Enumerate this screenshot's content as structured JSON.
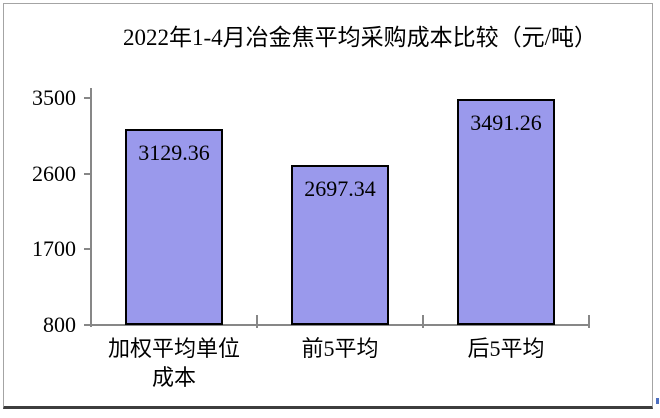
{
  "chart_data": {
    "type": "bar",
    "title": "2022年1-4月冶金焦平均采购成本比较（元/吨）",
    "categories": [
      "加权平均单位成本",
      "前5平均",
      "后5平均"
    ],
    "values": [
      3129.36,
      2697.34,
      3491.26
    ],
    "yticks": [
      3500,
      2600,
      1700,
      800
    ],
    "ylim": [
      800,
      3500
    ],
    "xlabel": "",
    "ylabel": "",
    "unit": "元/吨",
    "grid": false,
    "legend_position": "none",
    "data_label_position": "inside-end",
    "colors": {
      "bar_fill": "#9a99ec",
      "bar_border": "#000000",
      "axis": "#878787",
      "text": "#000000",
      "frame_border": "#a4a4a4",
      "frame_bottom": "#3d3d3d",
      "background": "#ffffff",
      "artifact": "#4d6fc0"
    }
  }
}
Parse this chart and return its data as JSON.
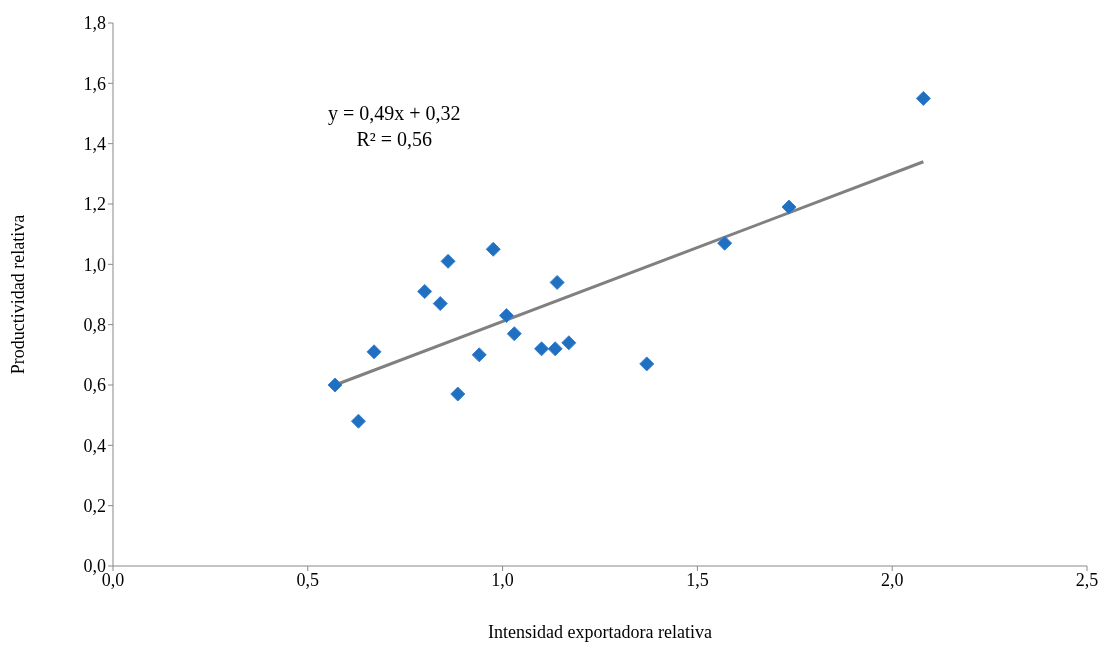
{
  "chart_data": {
    "type": "scatter",
    "xlabel": "Intensidad exportadora relativa",
    "ylabel": "Productividad relativa",
    "xlim": [
      0,
      2.5
    ],
    "xticks": [
      {
        "value": 0,
        "label": "0,0"
      },
      {
        "value": 0.5,
        "label": "0,5"
      },
      {
        "value": 1,
        "label": "1,0"
      },
      {
        "value": 1.5,
        "label": "1,5"
      },
      {
        "value": 2,
        "label": "2,0"
      },
      {
        "value": 2.5,
        "label": "2,5"
      }
    ],
    "ylim": [
      0,
      1.8
    ],
    "yticks": [
      {
        "value": 0,
        "label": "0,0"
      },
      {
        "value": 0.2,
        "label": "0,2"
      },
      {
        "value": 0.4,
        "label": "0,4"
      },
      {
        "value": 0.6,
        "label": "0,6"
      },
      {
        "value": 0.8,
        "label": "0,8"
      },
      {
        "value": 1,
        "label": "1,0"
      },
      {
        "value": 1.2,
        "label": "1,2"
      },
      {
        "value": 1.4,
        "label": "1,4"
      },
      {
        "value": 1.6,
        "label": "1,6"
      },
      {
        "value": 1.8,
        "label": "1,8"
      }
    ],
    "annotations": [
      "y = 0,49x + 0,32",
      "R² = 0,56"
    ],
    "series": [
      {
        "marker": "diamond",
        "color": "#1f70c1",
        "x": [
          0.57,
          0.63,
          0.67,
          0.8,
          0.84,
          0.86,
          0.885,
          0.94,
          0.976,
          1.01,
          1.03,
          1.1,
          1.135,
          1.14,
          1.17,
          1.37,
          1.57,
          1.735,
          2.08
        ],
        "values": [
          0.6,
          0.48,
          0.71,
          0.91,
          0.87,
          1.01,
          0.57,
          0.7,
          1.05,
          0.83,
          0.77,
          0.72,
          0.72,
          0.94,
          0.74,
          0.67,
          1.07,
          1.19,
          1.55
        ]
      },
      {
        "type": "line",
        "color": "#808080",
        "x": [
          0.57,
          2.08
        ],
        "values": [
          0.6,
          1.34
        ]
      }
    ]
  }
}
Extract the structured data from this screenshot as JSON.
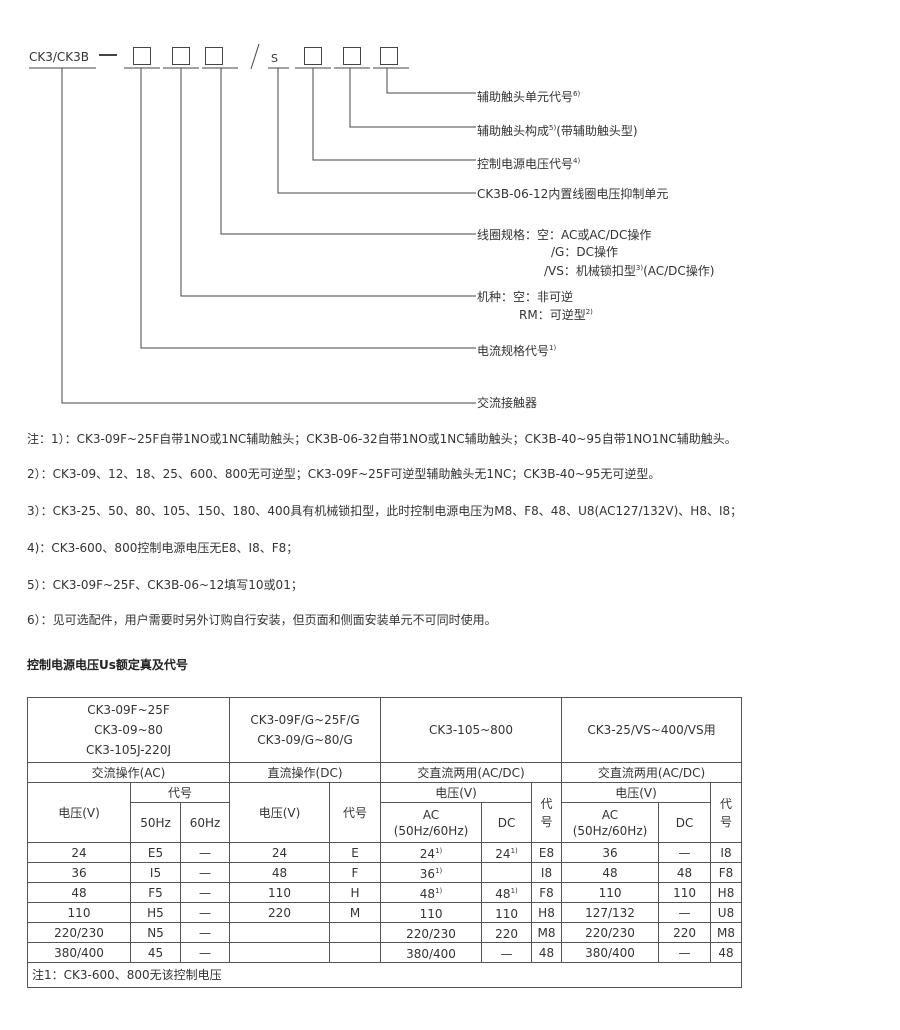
{
  "diagram": {
    "model_prefix": "CK3/CK3B",
    "dash": "—",
    "slash": "/",
    "s": "S",
    "labels": [
      {
        "text": "辅助触头单元代号",
        "note": "6)"
      },
      {
        "text": "辅助触头构成",
        "note": "5)",
        "suffix": "(带辅助触头型)"
      },
      {
        "text": "控制电源电压代号",
        "note": "4)"
      },
      {
        "text": "CK3B-06-12内置线圈电压抑制单元"
      },
      {
        "text": "线圈规格：空：AC或AC/DC操作",
        "line2": "/G：DC操作",
        "line3": "/VS：机械锁扣型",
        "line3_note": "3)",
        "line3_suffix": "(AC/DC操作)"
      },
      {
        "text": "机种：空：非可逆",
        "line2": "RM：可逆型",
        "line2_note": "2)"
      },
      {
        "text": "电流规格代号",
        "note": "1)"
      },
      {
        "text": "交流接触器"
      }
    ]
  },
  "notes": [
    "注：1）：CK3-09F~25F自带1NO或1NC辅助触头；CK3B-06-32自带1NO或1NC辅助触头；CK3B-40~95自带1NO1NC辅助触头。",
    "2）：CK3-09、12、18、25、600、800无可逆型；CK3-09F~25F可逆型辅助触头无1NC；CK3B-40~95无可逆型。",
    "3）：CK3-25、50、80、105、150、180、400具有机械锁扣型，此时控制电源电压为M8、F8、48、U8(AC127/132V)、H8、I8；",
    "4)：CK3-600、800控制电源电压无E8、I8、F8；",
    "5）：CK3-09F~25F、CK3B-06~12填写10或01；",
    "6）：见可选配件，用户需要时另外订购自行安装，但页面和侧面安装单元不可同时使用。"
  ],
  "section_title": "控制电源电压Us额定真及代号",
  "table": {
    "groups": [
      {
        "models": [
          "CK3-09F~25F",
          "CK3-09~80",
          "CK3-105J-220J"
        ],
        "type": "交流操作(AC)"
      },
      {
        "models": [
          "CK3-09F/G~25F/G",
          "CK3-09/G~80/G"
        ],
        "type": "直流操作(DC)"
      },
      {
        "models": [
          "CK3-105~800"
        ],
        "type": "交直流两用(AC/DC)"
      },
      {
        "models": [
          "CK3-25/VS~400/VS用"
        ],
        "type": "交直流两用(AC/DC)"
      }
    ],
    "h_voltage": "电压(V)",
    "h_code": "代号",
    "h_50": "50Hz",
    "h_60": "60Hz",
    "h_ac": "AC",
    "h_acfreq": "(50Hz/60Hz)",
    "h_dc": "DC",
    "h_code_v": "代号",
    "rows": [
      [
        "24",
        "E5",
        "—",
        "24",
        "E",
        "24",
        "1)",
        "24",
        "1)",
        "E8",
        "36",
        "—",
        "I8"
      ],
      [
        "36",
        "I5",
        "—",
        "48",
        "F",
        "36",
        "1)",
        "",
        "",
        "I8",
        "48",
        "48",
        "F8"
      ],
      [
        "48",
        "F5",
        "—",
        "110",
        "H",
        "48",
        "1)",
        "48",
        "1)",
        "F8",
        "110",
        "110",
        "H8"
      ],
      [
        "110",
        "H5",
        "—",
        "220",
        "M",
        "110",
        "",
        "110",
        "",
        "H8",
        "127/132",
        "—",
        "U8"
      ],
      [
        "220/230",
        "N5",
        "—",
        "",
        "",
        "220/230",
        "",
        "220",
        "",
        "M8",
        "220/230",
        "220",
        "M8"
      ],
      [
        "380/400",
        "45",
        "—",
        "",
        "",
        "380/400",
        "",
        "—",
        "",
        "48",
        "380/400",
        "—",
        "48"
      ]
    ],
    "footnote": "注1：CK3-600、800无该控制电压"
  }
}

- - -

Exercise directions
How many of the lines in the listing above hold the word "structured"? Report only that figure.

Solution to the exercise
2